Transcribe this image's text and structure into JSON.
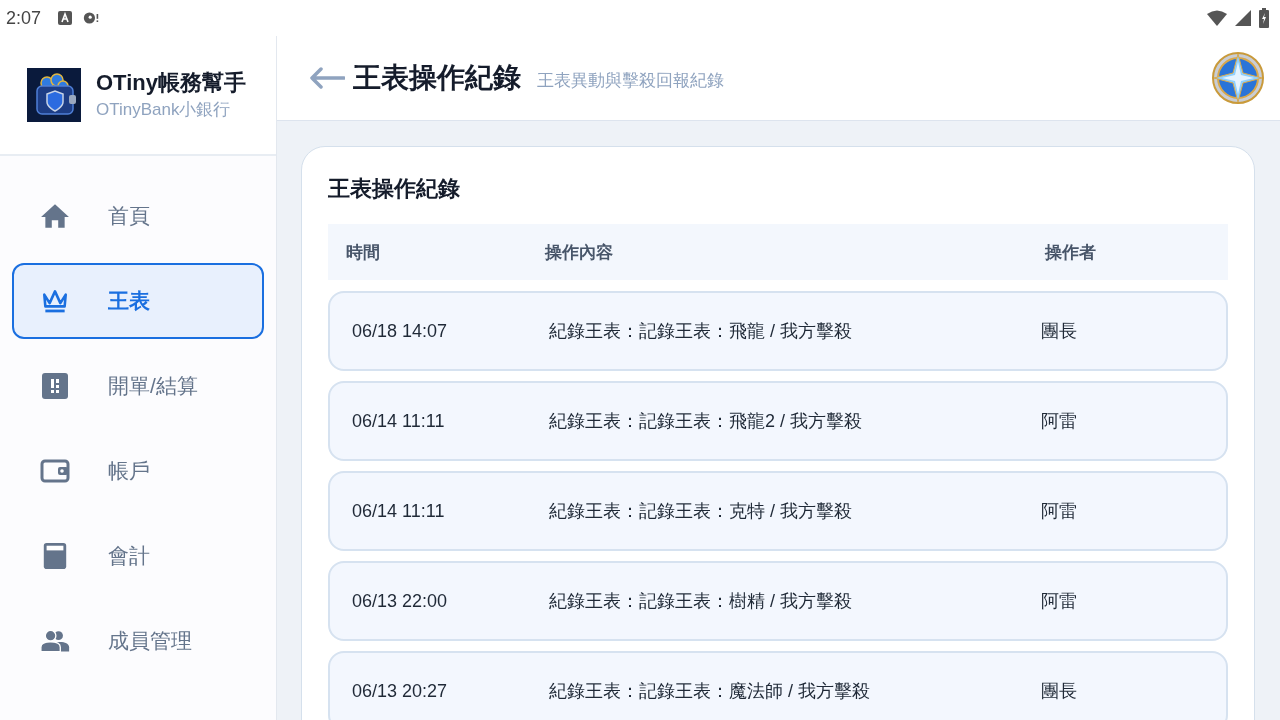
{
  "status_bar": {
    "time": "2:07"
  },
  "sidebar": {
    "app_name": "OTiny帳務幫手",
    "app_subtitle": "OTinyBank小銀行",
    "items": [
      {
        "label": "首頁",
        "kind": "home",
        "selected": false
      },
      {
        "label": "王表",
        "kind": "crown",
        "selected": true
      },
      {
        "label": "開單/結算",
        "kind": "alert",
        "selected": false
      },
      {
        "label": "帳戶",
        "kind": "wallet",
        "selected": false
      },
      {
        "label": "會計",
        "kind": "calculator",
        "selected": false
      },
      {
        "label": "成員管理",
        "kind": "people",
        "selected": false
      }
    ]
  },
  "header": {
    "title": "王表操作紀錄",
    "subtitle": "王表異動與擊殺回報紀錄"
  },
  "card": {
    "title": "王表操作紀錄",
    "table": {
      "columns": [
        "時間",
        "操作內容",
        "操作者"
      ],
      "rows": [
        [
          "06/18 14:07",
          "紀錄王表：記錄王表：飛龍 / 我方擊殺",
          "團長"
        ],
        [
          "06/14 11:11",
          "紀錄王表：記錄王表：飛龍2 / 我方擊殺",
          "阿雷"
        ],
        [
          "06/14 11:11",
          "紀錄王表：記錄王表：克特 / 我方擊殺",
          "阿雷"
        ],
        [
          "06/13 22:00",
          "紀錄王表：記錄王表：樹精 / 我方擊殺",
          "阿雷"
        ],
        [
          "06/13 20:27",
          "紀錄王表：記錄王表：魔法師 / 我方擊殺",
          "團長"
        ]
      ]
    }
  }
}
================================
▸ **WHAT IS REQUIRED**:
Show each line of the data that contains the string "label".

▸ **TASK OUTPUT**:
        "label": "首頁",
        "label": "王表",
        "label": "開單/結算",
        "label": "帳戶",
        "label": "會計",
        "label": "成員管理",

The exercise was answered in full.